__Requirement__
Extract the whole listing as it stands. Do not include the pictures.

__Source material__
┄┄┄┄┄┄┄┄┄┄┄┄┄┄┄┄┄┄┄┄

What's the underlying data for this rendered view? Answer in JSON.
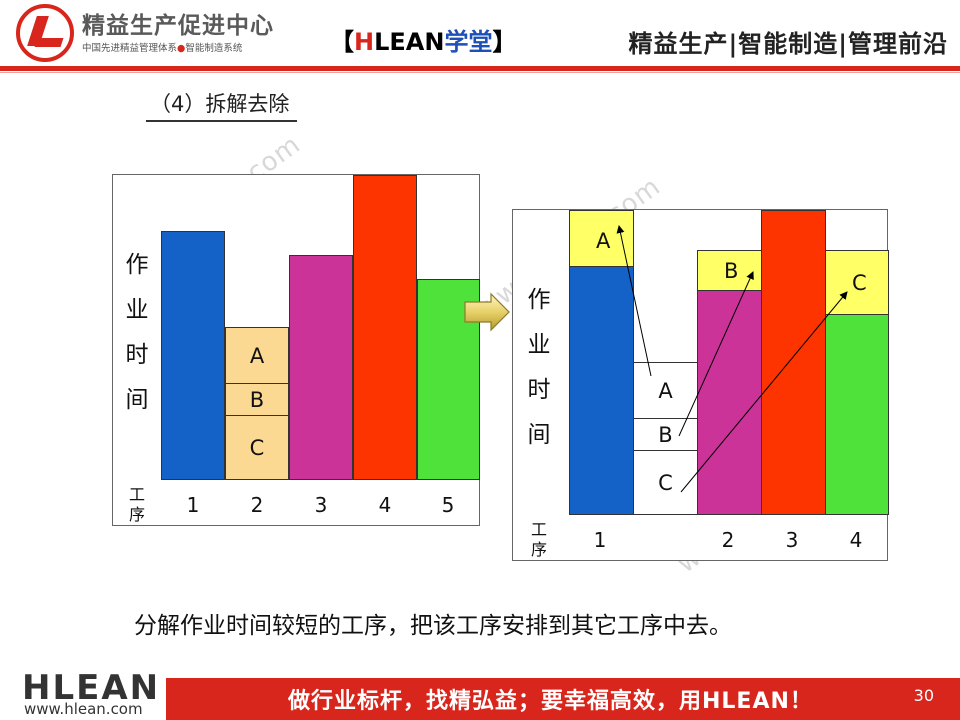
{
  "header": {
    "brand_title": "精益生产促进中心",
    "brand_sub_left": "中国先进精益管理体系",
    "brand_sub_dot": "●",
    "brand_sub_right": "智能制造系统",
    "center_open": "【",
    "center_h": "H",
    "center_lean": "LEAN",
    "center_xt": "学堂",
    "center_close": "】",
    "right_text": "精益生产|智能制造|管理前沿"
  },
  "section_title": "（4）拆解去除",
  "watermark": "www.hlean.com",
  "chart_left": {
    "ylabel": [
      "作",
      "业",
      "时",
      "间"
    ],
    "xlabel": [
      "工",
      "序"
    ],
    "x_ticks": [
      "1",
      "2",
      "3",
      "4",
      "5"
    ],
    "segment_labels": [
      "A",
      "B",
      "C"
    ]
  },
  "chart_right": {
    "ylabel": [
      "作",
      "业",
      "时",
      "间"
    ],
    "xlabel": [
      "工",
      "序"
    ],
    "x_ticks": [
      "1",
      "2",
      "3",
      "4"
    ],
    "station_labels": [
      "A",
      "B",
      "C"
    ],
    "moved_labels": [
      "A",
      "B",
      "C"
    ]
  },
  "chart_data": [
    {
      "type": "bar",
      "categories": [
        "1",
        "2",
        "3",
        "4",
        "5"
      ],
      "stack_segments_station_2": [
        "A",
        "B",
        "C"
      ]
    },
    {
      "type": "bar",
      "categories": [
        "1",
        "2",
        "3",
        "4"
      ],
      "moved": [
        {
          "label": "A",
          "to": "1"
        },
        {
          "label": "B",
          "to": "2"
        },
        {
          "label": "C",
          "to": "4"
        }
      ]
    }
  ],
  "caption": "分解作业时间较短的工序，把该工序安排到其它工序中去。",
  "footer": {
    "logo": "HLEAN",
    "url": "www.hlean.com",
    "slogan": "做行业标杆，找精弘益；要幸福高效，用HLEAN！",
    "page_number": "30"
  },
  "colors": {
    "brand_red": "#d9261c",
    "blue": "#1461c8",
    "tan": "#fcd993",
    "magenta": "#cc3399",
    "red": "#fd3300",
    "green": "#4fe23b",
    "yellow": "#ffff66"
  }
}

┄┄┄┄┄┄┄┄┄┄┄┄┄┄┄┄┄┄┄┄

__Response to this task__
What's the underlying data for this rendered view? Answer in JSON.
{
  "header": {
    "brand_title": "精益生产促进中心",
    "brand_sub_left": "中国先进精益管理体系",
    "brand_sub_dot": "●",
    "brand_sub_right": "智能制造系统",
    "center_open": "【",
    "center_h": "H",
    "center_lean": "LEAN",
    "center_xt": "学堂",
    "center_close": "】",
    "right_text": "精益生产|智能制造|管理前沿"
  },
  "section_title": "（4）拆解去除",
  "watermark": "www.hlean.com",
  "chart_left": {
    "ylabel": [
      "作",
      "业",
      "时",
      "间"
    ],
    "xlabel": [
      "工",
      "序"
    ],
    "x_ticks": [
      "1",
      "2",
      "3",
      "4",
      "5"
    ],
    "segment_labels": [
      "A",
      "B",
      "C"
    ]
  },
  "chart_right": {
    "ylabel": [
      "作",
      "业",
      "时",
      "间"
    ],
    "xlabel": [
      "工",
      "序"
    ],
    "x_ticks": [
      "1",
      "2",
      "3",
      "4"
    ],
    "station_labels": [
      "A",
      "B",
      "C"
    ],
    "moved_labels": [
      "A",
      "B",
      "C"
    ]
  },
  "chart_data": [
    {
      "type": "bar",
      "categories": [
        "1",
        "2",
        "3",
        "4",
        "5"
      ],
      "stack_segments_station_2": [
        "A",
        "B",
        "C"
      ]
    },
    {
      "type": "bar",
      "categories": [
        "1",
        "2",
        "3",
        "4"
      ],
      "moved": [
        {
          "label": "A",
          "to": "1"
        },
        {
          "label": "B",
          "to": "2"
        },
        {
          "label": "C",
          "to": "4"
        }
      ]
    }
  ],
  "caption": "分解作业时间较短的工序，把该工序安排到其它工序中去。",
  "footer": {
    "logo": "HLEAN",
    "url": "www.hlean.com",
    "slogan": "做行业标杆，找精弘益；要幸福高效，用HLEAN！",
    "page_number": "30"
  },
  "colors": {
    "brand_red": "#d9261c",
    "blue": "#1461c8",
    "tan": "#fcd993",
    "magenta": "#cc3399",
    "red": "#fd3300",
    "green": "#4fe23b",
    "yellow": "#ffff66"
  }
}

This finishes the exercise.